**Tarefas a realizar**.
1 > Indique se cada afirmação abaixo está de acordo com o acórdão, respondendo sim ou não e citando as palavras do texto que o decidem:
(a) O processo tem o n.º 934/2020.
(b) O acórdão data de 2021.
(c) A pena deve entrar no novo cúmulo mesmo que o período de suspensão já tenha terminado.
2 > Responda, com base no acórdão:
(a) Qual é a data do acórdão?
(b) Quantos assuntos são enumerados?
(c) A partir de que momento a pena de prisão suspensa perde a sua autonomia?
3 > Reescreva em forma de lista o parágrafo do acórdão que começa por "A pena de prisão suspensa na sua execução", mantendo os factos principais.

打印全文
Processo n.º 934/2020 Data do acórdão: 2020-11-19
Assuntos:
– cúmulo jurídico por conhecimento superveniente
– perda da autonoma da pena de prisão suspensa na execução
– decurso completo do período da suspensão da pena
S U M Á R I O

A pena de prisão suspensa na sua execução aplicada em determinado processo penal perde a sua autonomia como tal a partir do momento em que vier a ser objecto de cúmulo jurídico de penas feito no âmbito de outro processo, pelo que o posterior desfazer desse cúmulo por causa da necessidade de feitura, por conhecimento superveniente, de um novo cúmulo jurídico no seio de um outro processo penal não faz repristinar a autonoma daquela pena de prisão, devendo, pois, a mesma pena entrar na operação desse novo cúmulo, ainda que aquando da feitura do novo cúmulo, o período da suspensão da execução da mesma pena já tenha decorrido completamente.

**Registos listados**.
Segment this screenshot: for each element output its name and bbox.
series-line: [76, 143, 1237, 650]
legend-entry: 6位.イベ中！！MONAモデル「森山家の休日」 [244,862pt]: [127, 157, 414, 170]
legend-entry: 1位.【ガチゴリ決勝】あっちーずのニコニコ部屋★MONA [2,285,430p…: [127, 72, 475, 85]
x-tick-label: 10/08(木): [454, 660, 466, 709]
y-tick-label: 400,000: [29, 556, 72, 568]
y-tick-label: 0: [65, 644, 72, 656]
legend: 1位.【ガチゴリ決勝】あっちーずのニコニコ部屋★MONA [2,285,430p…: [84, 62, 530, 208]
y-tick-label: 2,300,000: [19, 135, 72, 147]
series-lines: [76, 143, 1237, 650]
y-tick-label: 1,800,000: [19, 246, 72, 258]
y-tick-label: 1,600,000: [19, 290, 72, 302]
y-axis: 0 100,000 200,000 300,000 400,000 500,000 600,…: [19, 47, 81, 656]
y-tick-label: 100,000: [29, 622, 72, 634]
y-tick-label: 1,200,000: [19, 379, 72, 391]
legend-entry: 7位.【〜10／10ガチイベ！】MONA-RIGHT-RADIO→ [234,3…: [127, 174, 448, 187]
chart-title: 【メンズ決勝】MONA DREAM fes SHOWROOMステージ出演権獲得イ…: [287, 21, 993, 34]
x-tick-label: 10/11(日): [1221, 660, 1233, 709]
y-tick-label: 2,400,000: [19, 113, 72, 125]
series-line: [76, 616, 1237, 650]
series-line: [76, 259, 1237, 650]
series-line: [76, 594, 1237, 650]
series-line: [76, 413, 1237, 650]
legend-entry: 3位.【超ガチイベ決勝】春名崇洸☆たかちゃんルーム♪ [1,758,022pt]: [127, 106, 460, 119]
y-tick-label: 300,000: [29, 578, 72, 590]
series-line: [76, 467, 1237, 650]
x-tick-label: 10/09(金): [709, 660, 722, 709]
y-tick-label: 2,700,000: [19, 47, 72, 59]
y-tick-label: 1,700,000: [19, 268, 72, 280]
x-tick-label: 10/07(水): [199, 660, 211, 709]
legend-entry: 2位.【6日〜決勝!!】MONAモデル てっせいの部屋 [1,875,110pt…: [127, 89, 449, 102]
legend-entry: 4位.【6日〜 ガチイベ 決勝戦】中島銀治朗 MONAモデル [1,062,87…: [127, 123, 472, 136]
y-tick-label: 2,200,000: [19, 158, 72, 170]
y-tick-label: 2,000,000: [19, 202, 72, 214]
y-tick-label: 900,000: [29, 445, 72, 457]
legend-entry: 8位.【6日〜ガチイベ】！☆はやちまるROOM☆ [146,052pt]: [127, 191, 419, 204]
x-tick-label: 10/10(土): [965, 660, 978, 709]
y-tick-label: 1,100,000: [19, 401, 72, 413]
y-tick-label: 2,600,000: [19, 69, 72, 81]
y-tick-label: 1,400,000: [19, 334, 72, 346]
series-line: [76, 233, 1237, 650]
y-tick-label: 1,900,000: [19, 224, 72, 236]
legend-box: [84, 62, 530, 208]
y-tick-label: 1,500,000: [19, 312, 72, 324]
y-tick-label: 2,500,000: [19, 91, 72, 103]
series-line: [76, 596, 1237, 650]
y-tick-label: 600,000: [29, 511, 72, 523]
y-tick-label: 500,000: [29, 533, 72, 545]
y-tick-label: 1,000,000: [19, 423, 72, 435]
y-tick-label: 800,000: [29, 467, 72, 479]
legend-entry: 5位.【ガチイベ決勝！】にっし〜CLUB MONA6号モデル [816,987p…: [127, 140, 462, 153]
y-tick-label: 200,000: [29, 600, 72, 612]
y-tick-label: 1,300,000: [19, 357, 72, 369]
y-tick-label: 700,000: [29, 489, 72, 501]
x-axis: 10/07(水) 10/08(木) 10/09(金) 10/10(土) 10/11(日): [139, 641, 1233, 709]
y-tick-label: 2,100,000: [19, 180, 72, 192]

**Respostas por tarefa**.
1 >
(a) Sim: "Processo n.º 934/2020"
(b) Não: "Data do acórdão: 2020-11-19"
(c) Sim: "ainda que aquando da feitura do novo cúmulo, o período da suspensão da execução da mesma pena já tenha decorrido completamente"

2 >
(a) 2020-11-19.
(b) Três.
(c) A partir do momento em que for objeto de cúmulo jurídico de penas feito no âmbito de outro processo.

3 >
- A pena de prisão suspensa aplicada num processo penal perde a autonomia quando é incluída num cúmulo jurídico feito noutro processo.
- Se esse cúmulo for depois desfeito para se fazer, por conhecimento superveniente, um novo cúmulo noutro processo penal, a pena não recupera a autonomia.
- A pena deve entrar no novo cúmulo, mesmo que o período da suspensão já tenha decorrido completamente.